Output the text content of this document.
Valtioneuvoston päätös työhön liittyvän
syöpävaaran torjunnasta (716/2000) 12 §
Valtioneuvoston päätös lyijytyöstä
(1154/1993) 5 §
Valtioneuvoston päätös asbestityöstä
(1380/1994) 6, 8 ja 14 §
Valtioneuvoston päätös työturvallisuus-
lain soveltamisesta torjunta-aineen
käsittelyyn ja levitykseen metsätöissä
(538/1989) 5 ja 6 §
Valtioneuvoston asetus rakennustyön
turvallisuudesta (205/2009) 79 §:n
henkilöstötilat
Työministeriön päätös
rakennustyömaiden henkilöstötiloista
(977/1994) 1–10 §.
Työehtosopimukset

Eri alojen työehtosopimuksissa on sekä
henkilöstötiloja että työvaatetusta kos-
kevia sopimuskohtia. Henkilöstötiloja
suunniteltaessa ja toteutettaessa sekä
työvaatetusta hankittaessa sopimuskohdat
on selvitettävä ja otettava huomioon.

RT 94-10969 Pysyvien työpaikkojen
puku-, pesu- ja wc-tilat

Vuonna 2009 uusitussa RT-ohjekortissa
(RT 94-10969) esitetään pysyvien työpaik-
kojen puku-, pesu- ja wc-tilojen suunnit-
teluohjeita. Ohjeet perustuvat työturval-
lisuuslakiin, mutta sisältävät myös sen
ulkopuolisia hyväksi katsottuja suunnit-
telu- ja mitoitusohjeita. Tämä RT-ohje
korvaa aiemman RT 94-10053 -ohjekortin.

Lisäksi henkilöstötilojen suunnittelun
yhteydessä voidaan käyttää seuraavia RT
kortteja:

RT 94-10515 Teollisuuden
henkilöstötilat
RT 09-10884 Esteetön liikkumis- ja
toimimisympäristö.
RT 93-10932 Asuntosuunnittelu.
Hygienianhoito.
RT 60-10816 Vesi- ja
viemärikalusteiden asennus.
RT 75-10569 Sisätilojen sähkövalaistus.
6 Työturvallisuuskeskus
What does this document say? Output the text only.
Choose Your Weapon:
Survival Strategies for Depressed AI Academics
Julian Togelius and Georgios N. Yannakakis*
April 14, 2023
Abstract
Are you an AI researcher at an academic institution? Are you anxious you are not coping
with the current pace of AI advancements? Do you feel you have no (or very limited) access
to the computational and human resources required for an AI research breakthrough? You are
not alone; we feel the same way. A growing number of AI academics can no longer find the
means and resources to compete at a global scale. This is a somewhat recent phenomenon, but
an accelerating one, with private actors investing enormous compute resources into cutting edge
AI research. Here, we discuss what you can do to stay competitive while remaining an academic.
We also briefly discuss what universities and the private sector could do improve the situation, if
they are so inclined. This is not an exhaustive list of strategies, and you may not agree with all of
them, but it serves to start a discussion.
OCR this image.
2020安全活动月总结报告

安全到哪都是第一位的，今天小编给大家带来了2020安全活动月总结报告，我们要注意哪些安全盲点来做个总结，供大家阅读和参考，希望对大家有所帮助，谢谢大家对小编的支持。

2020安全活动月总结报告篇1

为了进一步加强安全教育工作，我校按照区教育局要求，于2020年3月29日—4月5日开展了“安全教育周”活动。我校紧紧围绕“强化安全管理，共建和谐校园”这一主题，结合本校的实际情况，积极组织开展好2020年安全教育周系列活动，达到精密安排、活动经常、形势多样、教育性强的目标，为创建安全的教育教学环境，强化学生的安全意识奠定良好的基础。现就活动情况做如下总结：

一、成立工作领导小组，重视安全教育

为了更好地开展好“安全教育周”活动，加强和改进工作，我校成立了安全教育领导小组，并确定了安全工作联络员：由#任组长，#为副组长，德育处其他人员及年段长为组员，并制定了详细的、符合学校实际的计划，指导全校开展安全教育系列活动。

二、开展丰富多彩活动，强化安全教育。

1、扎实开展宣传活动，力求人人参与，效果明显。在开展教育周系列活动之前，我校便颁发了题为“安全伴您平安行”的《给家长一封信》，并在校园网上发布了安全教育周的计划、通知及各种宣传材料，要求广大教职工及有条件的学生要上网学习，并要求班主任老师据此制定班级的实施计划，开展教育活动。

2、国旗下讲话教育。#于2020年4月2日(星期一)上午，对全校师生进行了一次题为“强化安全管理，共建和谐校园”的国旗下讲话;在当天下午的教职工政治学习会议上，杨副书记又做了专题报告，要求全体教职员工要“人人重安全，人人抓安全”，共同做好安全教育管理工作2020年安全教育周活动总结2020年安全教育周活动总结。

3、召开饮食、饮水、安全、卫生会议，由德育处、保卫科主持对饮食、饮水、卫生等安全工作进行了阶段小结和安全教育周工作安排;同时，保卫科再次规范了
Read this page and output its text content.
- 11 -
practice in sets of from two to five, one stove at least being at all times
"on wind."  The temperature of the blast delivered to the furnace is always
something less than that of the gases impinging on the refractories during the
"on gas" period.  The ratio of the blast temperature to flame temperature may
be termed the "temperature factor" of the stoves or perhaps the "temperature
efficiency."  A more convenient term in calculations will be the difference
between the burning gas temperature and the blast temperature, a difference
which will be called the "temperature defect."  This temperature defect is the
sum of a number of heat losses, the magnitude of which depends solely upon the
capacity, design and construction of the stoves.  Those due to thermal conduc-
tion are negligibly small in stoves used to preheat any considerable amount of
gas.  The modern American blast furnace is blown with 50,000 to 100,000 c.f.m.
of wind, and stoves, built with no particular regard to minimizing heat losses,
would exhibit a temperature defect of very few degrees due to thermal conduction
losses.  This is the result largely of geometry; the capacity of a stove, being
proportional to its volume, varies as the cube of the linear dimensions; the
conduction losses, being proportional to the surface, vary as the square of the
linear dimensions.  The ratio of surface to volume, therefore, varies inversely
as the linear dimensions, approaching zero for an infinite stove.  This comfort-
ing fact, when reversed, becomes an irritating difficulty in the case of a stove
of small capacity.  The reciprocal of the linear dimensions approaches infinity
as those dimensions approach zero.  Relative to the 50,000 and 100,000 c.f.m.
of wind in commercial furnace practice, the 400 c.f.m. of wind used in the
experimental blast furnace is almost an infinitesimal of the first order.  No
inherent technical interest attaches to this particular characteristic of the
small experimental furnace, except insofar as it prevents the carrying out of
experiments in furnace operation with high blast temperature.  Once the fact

_Written problem_. Copy each line of the listing that includes "resources".

_Expected answer_.
to the computational and human resources required for an AI research breakthrough? You are
means and resources to compete at a global scale. This is a somewhat recent phenomenon, but
an accelerating one, with private actors investing enormous compute resources into cutting edge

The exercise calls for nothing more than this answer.